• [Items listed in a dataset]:

□ □ □

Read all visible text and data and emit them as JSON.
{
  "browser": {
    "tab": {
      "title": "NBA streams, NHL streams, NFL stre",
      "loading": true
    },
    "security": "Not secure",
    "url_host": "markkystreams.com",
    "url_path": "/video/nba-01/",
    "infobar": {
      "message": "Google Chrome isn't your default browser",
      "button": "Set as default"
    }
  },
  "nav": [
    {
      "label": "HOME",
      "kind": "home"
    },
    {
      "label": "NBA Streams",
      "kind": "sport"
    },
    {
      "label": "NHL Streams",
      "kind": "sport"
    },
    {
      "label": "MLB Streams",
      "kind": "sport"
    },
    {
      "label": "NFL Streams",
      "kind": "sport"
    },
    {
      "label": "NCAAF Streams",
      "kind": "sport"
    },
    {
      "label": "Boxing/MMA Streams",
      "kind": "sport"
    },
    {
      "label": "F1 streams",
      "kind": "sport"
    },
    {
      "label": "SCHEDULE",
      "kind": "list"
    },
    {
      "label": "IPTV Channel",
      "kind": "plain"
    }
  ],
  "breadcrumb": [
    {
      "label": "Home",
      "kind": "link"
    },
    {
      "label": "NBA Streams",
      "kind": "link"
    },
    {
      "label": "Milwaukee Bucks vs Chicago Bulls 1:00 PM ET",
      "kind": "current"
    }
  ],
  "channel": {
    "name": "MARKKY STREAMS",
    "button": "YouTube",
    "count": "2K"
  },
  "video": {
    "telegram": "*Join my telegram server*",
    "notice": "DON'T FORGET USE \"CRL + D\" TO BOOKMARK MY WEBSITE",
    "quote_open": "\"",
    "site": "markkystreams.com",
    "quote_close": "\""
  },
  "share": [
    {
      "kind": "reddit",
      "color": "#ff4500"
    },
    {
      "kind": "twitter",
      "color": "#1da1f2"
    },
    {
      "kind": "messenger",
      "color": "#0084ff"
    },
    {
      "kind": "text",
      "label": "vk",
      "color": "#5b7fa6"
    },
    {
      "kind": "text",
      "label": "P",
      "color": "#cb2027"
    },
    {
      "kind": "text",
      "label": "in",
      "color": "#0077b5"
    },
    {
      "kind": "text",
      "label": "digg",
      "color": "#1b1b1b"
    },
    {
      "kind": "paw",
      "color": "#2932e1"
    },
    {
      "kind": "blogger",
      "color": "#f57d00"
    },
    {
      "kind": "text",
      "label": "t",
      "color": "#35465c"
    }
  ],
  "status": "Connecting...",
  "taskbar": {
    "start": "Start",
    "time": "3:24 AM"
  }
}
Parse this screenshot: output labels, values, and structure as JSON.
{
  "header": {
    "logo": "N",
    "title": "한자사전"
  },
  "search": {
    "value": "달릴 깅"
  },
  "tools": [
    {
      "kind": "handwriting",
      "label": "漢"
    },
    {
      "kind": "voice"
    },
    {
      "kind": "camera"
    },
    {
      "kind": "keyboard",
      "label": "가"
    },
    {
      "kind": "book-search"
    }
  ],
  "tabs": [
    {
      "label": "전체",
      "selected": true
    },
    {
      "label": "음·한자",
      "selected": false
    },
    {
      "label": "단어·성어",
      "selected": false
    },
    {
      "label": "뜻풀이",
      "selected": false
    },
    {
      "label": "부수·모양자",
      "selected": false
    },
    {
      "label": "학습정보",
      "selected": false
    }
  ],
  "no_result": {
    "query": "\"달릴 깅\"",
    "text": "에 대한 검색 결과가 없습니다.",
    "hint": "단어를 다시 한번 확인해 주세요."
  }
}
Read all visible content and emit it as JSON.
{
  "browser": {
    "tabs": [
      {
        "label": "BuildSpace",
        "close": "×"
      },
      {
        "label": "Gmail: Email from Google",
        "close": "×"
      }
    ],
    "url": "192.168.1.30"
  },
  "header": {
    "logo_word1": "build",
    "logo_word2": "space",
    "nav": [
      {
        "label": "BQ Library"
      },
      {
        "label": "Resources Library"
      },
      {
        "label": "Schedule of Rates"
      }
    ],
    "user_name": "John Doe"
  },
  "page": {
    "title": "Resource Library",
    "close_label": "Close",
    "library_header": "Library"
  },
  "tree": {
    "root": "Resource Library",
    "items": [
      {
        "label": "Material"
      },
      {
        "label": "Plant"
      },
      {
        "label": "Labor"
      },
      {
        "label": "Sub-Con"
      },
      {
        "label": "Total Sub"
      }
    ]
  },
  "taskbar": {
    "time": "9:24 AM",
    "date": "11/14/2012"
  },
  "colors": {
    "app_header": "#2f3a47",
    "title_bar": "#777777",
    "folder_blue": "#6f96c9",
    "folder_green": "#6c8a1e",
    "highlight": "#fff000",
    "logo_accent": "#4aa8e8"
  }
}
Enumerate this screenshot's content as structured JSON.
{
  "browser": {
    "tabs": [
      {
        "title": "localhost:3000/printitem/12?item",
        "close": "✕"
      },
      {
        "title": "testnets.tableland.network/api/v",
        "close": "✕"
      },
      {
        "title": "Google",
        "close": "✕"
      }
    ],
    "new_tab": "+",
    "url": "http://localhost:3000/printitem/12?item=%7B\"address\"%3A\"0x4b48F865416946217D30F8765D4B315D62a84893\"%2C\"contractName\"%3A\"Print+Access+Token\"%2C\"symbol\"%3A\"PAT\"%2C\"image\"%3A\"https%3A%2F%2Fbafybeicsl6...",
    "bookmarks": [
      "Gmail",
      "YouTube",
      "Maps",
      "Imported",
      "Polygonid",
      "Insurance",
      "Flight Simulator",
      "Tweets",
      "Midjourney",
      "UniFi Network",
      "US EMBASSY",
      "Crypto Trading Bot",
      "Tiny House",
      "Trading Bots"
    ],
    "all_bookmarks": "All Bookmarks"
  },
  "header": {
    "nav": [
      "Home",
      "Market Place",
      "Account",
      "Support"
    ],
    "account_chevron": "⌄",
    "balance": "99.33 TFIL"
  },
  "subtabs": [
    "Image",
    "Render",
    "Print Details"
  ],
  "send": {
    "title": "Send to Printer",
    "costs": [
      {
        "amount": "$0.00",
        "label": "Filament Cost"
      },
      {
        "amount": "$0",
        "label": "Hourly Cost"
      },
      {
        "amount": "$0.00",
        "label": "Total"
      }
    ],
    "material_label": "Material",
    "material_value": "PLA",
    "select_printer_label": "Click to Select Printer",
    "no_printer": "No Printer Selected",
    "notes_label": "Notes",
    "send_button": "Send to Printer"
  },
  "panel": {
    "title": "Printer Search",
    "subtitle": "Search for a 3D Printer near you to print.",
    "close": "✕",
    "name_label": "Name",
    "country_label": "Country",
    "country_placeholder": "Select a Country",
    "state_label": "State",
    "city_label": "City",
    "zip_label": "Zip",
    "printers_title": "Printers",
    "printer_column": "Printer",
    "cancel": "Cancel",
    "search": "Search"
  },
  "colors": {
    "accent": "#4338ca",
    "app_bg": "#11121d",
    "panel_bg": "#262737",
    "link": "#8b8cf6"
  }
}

□ □ □

• [GIVEN EXERCISE]:
Each line of the material above must be retyped precisely.

• [WRITTEN ANSWER]:
Read all visible text and data and emit them as JSON.
{
  "browser": {
    "tab": {
      "title": "NBA streams, NHL streams, NFL stre",
      "loading": true
    },
    "security": "Not secure",
    "url_host": "markkystreams.com",
    "url_path": "/video/nba-01/",
    "infobar": {
      "message": "Google Chrome isn't your default browser",
      "button": "Set as default"
    }
  },
  "nav": [
    {
      "label": "HOME",
      "kind": "home"
    },
    {
      "label": "NBA Streams",
      "kind": "sport"
    },
    {
      "label": "NHL Streams",
      "kind": "sport"
    },
    {
      "label": "MLB Streams",
      "kind": "sport"
    },
    {
      "label": "NFL Streams",
      "kind": "sport"
    },
    {
      "label": "NCAAF Streams",
      "kind": "sport"
    },
    {
      "label": "Boxing/MMA Streams",
      "kind": "sport"
    },
    {
      "label": "F1 streams",
      "kind": "sport"
    },
    {
      "label": "SCHEDULE",
      "kind": "list"
    },
    {
      "label": "IPTV Channel",
      "kind": "plain"
    }
  ],
  "breadcrumb": [
    {
      "label": "Home",
      "kind": "link"
    },
    {
      "label": "NBA Streams",
      "kind": "link"
    },
    {
      "label": "Milwaukee Bucks vs Chicago Bulls 1:00 PM ET",
      "kind": "current"
    }
  ],
  "channel": {
    "name": "MARKKY STREAMS",
    "button": "YouTube",
    "count": "2K"
  },
  "video": {
    "telegram": "*Join my telegram server*",
    "notice": "DON'T FORGET USE \"CRL + D\" TO BOOKMARK MY WEBSITE",
    "quote_open": "\"",
    "site": "markkystreams.com",
    "quote_close": "\""
  },
  "share": [
    {
      "kind": "reddit",
      "color": "#ff4500"
    },
    {
      "kind": "twitter",
      "color": "#1da1f2"
    },
    {
      "kind": "messenger",
      "color": "#0084ff"
    },
    {
      "kind": "text",
      "label": "vk",
      "color": "#5b7fa6"
    },
    {
      "kind": "text",
      "label": "P",
      "color": "#cb2027"
    },
    {
      "kind": "text",
      "label": "in",
      "color": "#0077b5"
    },
    {
      "kind": "text",
      "label": "digg",
      "color": "#1b1b1b"
    },
    {
      "kind": "paw",
      "color": "#2932e1"
    },
    {
      "kind": "blogger",
      "color": "#f57d00"
    },
    {
      "kind": "text",
      "label": "t",
      "color": "#35465c"
    }
  ],
  "status": "Connecting...",
  "taskbar": {
    "start": "Start",
    "time": "3:24 AM"
  }
}
Parse this screenshot: output labels, values, and structure as JSON.
{
  "header": {
    "logo": "N",
    "title": "한자사전"
  },
  "search": {
    "value": "달릴 깅"
  },
  "tools": [
    {
      "kind": "handwriting",
      "label": "漢"
    },
    {
      "kind": "voice"
    },
    {
      "kind": "camera"
    },
    {
      "kind": "keyboard",
      "label": "가"
    },
    {
      "kind": "book-search"
    }
  ],
  "tabs": [
    {
      "label": "전체",
      "selected": true
    },
    {
      "label": "음·한자",
      "selected": false
    },
    {
      "label": "단어·성어",
      "selected": false
    },
    {
      "label": "뜻풀이",
      "selected": false
    },
    {
      "label": "부수·모양자",
      "selected": false
    },
    {
      "label": "학습정보",
      "selected": false
    }
  ],
  "no_result": {
    "query": "\"달릴 깅\"",
    "text": "에 대한 검색 결과가 없습니다.",
    "hint": "단어를 다시 한번 확인해 주세요."
  }
}
Read all visible content and emit it as JSON.
{
  "browser": {
    "tabs": [
      {
        "label": "BuildSpace",
        "close": "×"
      },
      {
        "label": "Gmail: Email from Google",
        "close": "×"
      }
    ],
    "url": "192.168.1.30"
  },
  "header": {
    "logo_word1": "build",
    "logo_word2": "space",
    "nav": [
      {
        "label": "BQ Library"
      },
      {
        "label": "Resources Library"
      },
      {
        "label": "Schedule of Rates"
      }
    ],
    "user_name": "John Doe"
  },
  "page": {
    "title": "Resource Library",
    "close_label": "Close",
    "library_header": "Library"
  },
  "tree": {
    "root": "Resource Library",
    "items": [
      {
        "label": "Material"
      },
      {
        "label": "Plant"
      },
      {
        "label": "Labor"
      },
      {
        "label": "Sub-Con"
      },
      {
        "label": "Total Sub"
      }
    ]
  },
  "taskbar": {
    "time": "9:24 AM",
    "date": "11/14/2012"
  },
  "colors": {
    "app_header": "#2f3a47",
    "title_bar": "#777777",
    "folder_blue": "#6f96c9",
    "folder_green": "#6c8a1e",
    "highlight": "#fff000",
    "logo_accent": "#4aa8e8"
  }
}
Enumerate this screenshot's content as structured JSON.
{
  "browser": {
    "tabs": [
      {
        "title": "localhost:3000/printitem/12?item",
        "close": "✕"
      },
      {
        "title": "testnets.tableland.network/api/v",
        "close": "✕"
      },
      {
        "title": "Google",
        "close": "✕"
      }
    ],
    "new_tab": "+",
    "url": "http://localhost:3000/printitem/12?item=%7B\"address\"%3A\"0x4b48F865416946217D30F8765D4B315D62a84893\"%2C\"contractName\"%3A\"Print+Access+Token\"%2C\"symbol\"%3A\"PAT\"%2C\"image\"%3A\"https%3A%2F%2Fbafybeicsl6...",
    "bookmarks": [
      "Gmail",
      "YouTube",
      "Maps",
      "Imported",
      "Polygonid",
      "Insurance",
      "Flight Simulator",
      "Tweets",
      "Midjourney",
      "UniFi Network",
      "US EMBASSY",
      "Crypto Trading Bot",
      "Tiny House",
      "Trading Bots"
    ],
    "all_bookmarks": "All Bookmarks"
  },
  "header": {
    "nav": [
      "Home",
      "Market Place",
      "Account",
      "Support"
    ],
    "account_chevron": "⌄",
    "balance": "99.33 TFIL"
  },
  "subtabs": [
    "Image",
    "Render",
    "Print Details"
  ],
  "send": {
    "title": "Send to Printer",
    "costs": [
      {
        "amount": "$0.00",
        "label": "Filament Cost"
      },
      {
        "amount": "$0",
        "label": "Hourly Cost"
      },
      {
        "amount": "$0.00",
        "label": "Total"
      }
    ],
    "material_label": "Material",
    "material_value": "PLA",
    "select_printer_label": "Click to Select Printer",
    "no_printer": "No Printer Selected",
    "notes_label": "Notes",
    "send_button": "Send to Printer"
  },
  "panel": {
    "title": "Printer Search",
    "subtitle": "Search for a 3D Printer near you to print.",
    "close": "✕",
    "name_label": "Name",
    "country_label": "Country",
    "country_placeholder": "Select a Country",
    "state_label": "State",
    "city_label": "City",
    "zip_label": "Zip",
    "printers_title": "Printers",
    "printer_column": "Printer",
    "cancel": "Cancel",
    "search": "Search"
  },
  "colors": {
    "accent": "#4338ca",
    "app_bg": "#11121d",
    "panel_bg": "#262737",
    "link": "#8b8cf6"
  }
}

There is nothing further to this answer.